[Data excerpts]
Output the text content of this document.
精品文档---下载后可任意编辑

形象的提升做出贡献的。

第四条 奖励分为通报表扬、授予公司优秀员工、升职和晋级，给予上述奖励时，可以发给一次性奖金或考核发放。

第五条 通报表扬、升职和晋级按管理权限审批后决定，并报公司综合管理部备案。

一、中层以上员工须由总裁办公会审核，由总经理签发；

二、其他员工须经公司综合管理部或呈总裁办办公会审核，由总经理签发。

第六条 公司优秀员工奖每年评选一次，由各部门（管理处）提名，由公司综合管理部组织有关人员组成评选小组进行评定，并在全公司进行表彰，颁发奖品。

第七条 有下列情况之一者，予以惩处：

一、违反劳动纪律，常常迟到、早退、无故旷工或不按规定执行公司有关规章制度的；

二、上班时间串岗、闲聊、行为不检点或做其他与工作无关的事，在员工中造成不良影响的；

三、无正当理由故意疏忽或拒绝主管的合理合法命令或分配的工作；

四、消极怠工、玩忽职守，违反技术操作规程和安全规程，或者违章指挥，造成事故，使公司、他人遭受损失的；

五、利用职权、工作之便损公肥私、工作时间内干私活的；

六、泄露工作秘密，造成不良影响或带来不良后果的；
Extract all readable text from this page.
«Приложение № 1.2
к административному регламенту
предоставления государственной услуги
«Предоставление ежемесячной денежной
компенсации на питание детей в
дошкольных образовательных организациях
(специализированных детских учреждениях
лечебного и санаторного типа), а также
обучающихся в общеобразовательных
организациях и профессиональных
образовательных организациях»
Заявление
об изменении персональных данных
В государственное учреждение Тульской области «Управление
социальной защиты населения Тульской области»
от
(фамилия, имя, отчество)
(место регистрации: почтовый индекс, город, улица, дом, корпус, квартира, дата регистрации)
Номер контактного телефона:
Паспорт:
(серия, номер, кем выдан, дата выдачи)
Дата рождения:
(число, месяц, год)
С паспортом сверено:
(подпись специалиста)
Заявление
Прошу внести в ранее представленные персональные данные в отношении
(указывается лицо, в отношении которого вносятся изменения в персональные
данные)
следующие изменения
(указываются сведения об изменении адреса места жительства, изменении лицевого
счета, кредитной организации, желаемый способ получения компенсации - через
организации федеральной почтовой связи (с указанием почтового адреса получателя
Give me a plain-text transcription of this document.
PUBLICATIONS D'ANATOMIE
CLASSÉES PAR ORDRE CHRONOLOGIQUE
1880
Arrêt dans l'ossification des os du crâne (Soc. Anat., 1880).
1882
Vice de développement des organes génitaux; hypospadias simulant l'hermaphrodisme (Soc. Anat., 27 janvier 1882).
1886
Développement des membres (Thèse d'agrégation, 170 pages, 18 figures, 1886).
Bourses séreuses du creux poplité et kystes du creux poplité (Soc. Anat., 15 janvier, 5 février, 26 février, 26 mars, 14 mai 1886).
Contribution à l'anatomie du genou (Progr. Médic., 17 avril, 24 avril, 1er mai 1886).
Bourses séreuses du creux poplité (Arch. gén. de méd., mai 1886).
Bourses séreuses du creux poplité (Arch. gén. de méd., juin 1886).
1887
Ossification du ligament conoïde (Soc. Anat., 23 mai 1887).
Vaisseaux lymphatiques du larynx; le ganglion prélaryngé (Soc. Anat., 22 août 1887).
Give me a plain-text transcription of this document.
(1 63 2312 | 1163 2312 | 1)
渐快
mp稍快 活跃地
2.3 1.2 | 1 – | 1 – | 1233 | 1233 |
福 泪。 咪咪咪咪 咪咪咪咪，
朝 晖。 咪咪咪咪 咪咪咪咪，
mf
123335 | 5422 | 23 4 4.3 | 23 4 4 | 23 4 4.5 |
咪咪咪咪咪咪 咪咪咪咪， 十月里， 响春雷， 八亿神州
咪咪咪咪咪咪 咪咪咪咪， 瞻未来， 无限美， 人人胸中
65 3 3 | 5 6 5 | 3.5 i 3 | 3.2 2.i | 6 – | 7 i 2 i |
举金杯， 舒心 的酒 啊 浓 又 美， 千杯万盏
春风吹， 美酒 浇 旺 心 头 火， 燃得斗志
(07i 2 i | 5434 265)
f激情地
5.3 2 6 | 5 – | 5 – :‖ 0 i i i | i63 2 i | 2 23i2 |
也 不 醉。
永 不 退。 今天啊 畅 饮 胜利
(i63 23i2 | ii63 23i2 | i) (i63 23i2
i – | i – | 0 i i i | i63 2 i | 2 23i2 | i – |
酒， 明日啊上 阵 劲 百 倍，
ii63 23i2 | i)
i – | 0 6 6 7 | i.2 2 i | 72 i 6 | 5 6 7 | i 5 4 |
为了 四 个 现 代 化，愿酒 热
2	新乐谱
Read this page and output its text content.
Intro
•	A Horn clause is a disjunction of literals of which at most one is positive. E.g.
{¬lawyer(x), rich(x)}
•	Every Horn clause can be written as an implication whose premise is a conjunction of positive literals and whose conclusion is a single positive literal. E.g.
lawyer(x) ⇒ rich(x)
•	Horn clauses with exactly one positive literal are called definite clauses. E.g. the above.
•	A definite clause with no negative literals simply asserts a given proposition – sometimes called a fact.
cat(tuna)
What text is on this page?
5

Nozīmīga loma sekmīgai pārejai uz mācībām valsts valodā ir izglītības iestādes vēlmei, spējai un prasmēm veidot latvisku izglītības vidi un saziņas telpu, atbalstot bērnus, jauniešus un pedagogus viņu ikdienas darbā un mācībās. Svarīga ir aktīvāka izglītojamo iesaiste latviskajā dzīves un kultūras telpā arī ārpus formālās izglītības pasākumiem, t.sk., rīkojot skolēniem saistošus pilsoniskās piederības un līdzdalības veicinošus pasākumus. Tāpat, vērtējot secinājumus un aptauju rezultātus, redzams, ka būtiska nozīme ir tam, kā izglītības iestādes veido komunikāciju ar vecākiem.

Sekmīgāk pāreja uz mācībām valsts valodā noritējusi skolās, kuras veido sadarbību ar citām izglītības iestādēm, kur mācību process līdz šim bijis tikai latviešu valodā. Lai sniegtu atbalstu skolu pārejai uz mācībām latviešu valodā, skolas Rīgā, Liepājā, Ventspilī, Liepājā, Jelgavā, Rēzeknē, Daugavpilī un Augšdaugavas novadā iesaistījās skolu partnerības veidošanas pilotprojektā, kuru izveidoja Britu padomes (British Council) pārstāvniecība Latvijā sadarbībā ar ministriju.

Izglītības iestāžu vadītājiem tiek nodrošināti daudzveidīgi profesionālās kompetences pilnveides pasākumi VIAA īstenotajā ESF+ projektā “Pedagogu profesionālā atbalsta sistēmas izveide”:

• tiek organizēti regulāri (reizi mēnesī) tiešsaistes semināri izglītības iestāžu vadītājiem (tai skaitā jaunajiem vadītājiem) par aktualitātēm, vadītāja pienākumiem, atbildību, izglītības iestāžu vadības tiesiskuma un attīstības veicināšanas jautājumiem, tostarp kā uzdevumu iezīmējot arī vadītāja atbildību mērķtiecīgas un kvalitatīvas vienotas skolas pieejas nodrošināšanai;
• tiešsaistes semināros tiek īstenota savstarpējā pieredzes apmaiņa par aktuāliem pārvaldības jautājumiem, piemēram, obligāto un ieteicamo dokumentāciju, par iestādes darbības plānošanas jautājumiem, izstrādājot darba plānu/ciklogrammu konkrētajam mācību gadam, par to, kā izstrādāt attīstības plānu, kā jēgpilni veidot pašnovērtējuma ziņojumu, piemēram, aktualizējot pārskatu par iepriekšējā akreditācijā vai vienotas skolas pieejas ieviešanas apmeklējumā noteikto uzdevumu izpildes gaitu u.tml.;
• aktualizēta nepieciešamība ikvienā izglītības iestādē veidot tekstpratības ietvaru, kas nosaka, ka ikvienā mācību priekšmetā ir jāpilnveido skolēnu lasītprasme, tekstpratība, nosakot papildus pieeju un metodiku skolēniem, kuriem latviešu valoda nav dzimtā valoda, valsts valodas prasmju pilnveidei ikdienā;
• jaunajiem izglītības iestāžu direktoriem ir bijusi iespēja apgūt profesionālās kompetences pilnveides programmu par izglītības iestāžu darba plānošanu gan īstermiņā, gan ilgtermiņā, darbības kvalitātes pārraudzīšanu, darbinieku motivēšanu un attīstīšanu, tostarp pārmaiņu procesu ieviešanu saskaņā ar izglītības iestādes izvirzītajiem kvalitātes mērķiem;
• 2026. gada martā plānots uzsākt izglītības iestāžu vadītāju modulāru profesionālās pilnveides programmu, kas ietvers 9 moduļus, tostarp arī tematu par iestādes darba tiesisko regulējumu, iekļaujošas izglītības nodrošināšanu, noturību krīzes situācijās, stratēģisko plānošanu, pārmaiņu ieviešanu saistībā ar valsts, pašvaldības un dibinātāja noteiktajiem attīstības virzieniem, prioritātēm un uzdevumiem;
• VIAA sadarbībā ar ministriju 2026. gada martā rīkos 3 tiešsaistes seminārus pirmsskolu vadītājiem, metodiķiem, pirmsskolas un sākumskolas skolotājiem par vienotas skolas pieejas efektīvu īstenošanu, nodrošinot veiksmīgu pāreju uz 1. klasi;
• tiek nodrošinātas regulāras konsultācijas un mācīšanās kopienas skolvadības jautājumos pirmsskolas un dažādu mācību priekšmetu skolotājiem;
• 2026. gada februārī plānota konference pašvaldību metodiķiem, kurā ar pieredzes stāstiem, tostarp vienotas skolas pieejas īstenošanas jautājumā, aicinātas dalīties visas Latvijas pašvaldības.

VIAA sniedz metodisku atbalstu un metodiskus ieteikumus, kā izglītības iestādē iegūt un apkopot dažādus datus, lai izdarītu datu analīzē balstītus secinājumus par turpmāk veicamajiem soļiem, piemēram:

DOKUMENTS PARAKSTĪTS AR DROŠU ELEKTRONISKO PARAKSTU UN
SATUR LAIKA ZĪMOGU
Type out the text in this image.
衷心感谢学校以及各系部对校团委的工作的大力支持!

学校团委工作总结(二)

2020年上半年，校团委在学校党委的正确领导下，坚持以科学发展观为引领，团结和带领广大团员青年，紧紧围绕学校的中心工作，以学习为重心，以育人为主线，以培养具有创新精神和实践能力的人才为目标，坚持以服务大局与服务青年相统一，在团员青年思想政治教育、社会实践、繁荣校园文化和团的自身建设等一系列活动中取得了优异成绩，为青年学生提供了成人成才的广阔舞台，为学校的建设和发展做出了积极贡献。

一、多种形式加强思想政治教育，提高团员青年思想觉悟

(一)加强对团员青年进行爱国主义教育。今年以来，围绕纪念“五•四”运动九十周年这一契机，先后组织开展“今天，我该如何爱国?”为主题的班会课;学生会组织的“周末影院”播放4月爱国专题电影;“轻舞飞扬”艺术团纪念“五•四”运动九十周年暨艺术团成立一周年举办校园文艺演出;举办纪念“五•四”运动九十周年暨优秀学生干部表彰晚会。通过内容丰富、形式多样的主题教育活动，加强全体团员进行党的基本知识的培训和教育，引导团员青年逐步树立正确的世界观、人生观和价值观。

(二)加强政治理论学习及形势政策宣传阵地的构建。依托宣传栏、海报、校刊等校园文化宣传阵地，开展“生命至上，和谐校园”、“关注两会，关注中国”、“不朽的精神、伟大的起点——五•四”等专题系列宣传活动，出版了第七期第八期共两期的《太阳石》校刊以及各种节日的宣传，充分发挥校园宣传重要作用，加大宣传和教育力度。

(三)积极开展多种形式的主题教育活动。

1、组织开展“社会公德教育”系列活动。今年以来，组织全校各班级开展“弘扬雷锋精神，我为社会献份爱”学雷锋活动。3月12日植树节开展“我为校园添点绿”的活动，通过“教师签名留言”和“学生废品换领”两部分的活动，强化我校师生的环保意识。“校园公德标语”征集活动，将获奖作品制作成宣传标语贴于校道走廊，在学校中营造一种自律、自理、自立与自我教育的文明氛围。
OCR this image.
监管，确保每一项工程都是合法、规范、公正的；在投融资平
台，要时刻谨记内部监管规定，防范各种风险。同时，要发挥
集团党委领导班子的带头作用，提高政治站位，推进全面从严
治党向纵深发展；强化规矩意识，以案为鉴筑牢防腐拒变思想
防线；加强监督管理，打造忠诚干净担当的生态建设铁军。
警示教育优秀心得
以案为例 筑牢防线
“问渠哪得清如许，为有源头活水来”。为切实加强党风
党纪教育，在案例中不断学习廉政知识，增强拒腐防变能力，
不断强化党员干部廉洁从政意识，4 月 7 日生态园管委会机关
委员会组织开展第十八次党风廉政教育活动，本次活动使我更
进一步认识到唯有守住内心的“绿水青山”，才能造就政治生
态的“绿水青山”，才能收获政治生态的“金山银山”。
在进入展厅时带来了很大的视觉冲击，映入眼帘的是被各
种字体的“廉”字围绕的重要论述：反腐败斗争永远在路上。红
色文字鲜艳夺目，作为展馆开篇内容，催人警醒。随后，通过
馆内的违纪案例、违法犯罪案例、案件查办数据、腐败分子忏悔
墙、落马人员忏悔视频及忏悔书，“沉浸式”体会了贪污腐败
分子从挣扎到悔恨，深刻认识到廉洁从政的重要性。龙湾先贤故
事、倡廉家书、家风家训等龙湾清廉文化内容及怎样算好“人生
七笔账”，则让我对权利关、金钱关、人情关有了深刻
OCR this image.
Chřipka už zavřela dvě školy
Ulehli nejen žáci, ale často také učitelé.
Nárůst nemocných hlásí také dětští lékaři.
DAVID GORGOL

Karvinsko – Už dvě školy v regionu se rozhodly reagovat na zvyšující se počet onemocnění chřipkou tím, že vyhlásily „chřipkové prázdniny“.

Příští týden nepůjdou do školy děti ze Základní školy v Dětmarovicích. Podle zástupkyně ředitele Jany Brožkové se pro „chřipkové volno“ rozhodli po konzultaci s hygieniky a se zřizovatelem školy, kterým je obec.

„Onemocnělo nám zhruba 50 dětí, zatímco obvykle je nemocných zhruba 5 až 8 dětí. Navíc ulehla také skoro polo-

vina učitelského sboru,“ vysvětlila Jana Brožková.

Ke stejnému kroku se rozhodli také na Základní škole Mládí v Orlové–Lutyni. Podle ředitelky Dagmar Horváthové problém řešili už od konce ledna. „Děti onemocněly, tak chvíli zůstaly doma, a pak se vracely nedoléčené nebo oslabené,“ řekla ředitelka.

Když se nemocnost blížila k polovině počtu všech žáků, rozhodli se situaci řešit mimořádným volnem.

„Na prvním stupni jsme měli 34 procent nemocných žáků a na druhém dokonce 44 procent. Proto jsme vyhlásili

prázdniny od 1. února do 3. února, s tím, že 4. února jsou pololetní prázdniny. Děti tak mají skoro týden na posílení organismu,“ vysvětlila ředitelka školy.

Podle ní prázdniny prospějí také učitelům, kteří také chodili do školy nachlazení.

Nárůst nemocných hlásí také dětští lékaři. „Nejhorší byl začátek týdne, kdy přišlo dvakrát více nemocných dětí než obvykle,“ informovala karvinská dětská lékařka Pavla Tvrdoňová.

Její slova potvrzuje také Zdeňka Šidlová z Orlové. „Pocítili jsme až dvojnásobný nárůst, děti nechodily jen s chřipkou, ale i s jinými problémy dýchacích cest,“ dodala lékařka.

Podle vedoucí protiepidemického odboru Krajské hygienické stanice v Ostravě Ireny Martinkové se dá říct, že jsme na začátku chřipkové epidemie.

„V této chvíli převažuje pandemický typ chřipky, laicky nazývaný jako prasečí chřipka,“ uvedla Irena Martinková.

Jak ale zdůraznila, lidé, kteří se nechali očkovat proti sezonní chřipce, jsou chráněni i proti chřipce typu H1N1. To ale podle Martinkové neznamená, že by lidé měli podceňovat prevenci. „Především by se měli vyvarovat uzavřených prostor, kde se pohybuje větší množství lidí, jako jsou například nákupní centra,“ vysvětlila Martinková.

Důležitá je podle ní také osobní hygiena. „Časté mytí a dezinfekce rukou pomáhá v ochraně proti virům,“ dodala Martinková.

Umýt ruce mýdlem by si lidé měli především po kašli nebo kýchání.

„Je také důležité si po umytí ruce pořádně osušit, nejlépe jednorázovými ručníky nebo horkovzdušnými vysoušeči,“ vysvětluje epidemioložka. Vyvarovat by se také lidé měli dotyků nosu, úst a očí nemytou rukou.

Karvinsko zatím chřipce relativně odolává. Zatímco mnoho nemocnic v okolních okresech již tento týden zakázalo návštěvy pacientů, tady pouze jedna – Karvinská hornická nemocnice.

**PROBLEM DETAILS:** Among the entries, how many lines include the word "definite"? Answer with a single number and nothing further.

**EXERCISE RESULT:** 2